● MATERIAL FOR THIS EXERCISE
◆ ◆ ◆

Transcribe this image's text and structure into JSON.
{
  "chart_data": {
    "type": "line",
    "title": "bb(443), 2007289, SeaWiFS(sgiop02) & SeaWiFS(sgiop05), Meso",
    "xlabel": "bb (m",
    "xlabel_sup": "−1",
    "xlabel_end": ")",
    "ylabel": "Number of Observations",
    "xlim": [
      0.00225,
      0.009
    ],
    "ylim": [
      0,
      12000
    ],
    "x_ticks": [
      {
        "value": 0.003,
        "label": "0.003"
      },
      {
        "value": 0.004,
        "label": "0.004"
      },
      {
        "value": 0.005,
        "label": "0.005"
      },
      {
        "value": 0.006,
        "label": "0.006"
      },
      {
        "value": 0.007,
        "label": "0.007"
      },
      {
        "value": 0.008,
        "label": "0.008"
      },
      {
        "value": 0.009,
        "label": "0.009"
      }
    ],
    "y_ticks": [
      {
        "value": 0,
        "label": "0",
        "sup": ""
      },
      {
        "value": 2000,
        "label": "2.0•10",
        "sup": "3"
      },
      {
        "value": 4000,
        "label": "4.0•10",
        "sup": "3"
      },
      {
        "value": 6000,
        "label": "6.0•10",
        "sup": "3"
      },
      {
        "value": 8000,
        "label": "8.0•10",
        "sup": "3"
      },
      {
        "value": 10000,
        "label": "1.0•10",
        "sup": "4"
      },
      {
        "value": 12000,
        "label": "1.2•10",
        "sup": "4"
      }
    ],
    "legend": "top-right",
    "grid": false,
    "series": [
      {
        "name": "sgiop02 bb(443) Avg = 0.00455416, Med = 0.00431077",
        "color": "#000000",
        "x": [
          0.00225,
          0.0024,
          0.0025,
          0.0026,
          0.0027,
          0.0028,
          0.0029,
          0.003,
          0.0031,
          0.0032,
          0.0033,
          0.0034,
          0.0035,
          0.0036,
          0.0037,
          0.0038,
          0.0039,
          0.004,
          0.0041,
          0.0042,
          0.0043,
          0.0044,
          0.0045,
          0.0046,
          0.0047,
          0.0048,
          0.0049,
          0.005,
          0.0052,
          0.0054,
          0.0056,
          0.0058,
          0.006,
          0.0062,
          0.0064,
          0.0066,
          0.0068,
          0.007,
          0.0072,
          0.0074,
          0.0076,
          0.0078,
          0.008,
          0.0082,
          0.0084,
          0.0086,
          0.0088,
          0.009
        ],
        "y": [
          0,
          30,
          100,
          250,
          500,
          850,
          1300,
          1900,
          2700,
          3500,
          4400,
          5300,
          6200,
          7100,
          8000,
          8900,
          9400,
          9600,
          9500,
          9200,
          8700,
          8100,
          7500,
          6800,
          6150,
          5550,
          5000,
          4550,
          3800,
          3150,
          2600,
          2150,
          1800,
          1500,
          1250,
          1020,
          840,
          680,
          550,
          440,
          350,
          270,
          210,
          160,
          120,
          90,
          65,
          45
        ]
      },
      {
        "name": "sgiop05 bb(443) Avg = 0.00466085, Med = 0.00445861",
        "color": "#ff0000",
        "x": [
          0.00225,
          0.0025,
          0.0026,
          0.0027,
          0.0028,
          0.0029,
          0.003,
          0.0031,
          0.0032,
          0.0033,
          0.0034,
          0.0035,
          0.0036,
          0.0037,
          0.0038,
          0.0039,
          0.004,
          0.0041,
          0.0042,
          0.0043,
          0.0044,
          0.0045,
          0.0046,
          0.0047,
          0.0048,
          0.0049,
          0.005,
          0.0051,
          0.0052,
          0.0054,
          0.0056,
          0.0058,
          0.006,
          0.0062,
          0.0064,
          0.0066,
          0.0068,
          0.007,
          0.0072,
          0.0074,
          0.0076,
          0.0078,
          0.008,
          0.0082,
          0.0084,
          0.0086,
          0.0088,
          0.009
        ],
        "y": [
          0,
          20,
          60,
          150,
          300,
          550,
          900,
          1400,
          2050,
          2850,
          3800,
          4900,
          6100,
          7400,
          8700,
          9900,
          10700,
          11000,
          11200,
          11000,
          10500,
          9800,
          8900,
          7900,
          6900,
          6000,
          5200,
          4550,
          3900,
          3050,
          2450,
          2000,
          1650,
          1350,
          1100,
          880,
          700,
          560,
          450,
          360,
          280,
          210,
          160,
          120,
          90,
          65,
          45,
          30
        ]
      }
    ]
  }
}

◆ ◆ ◆

● EXERCISE
Say the number of lines in the records above that include the string "name", and no more.

● ANSWER TO THIS EXERCISE
2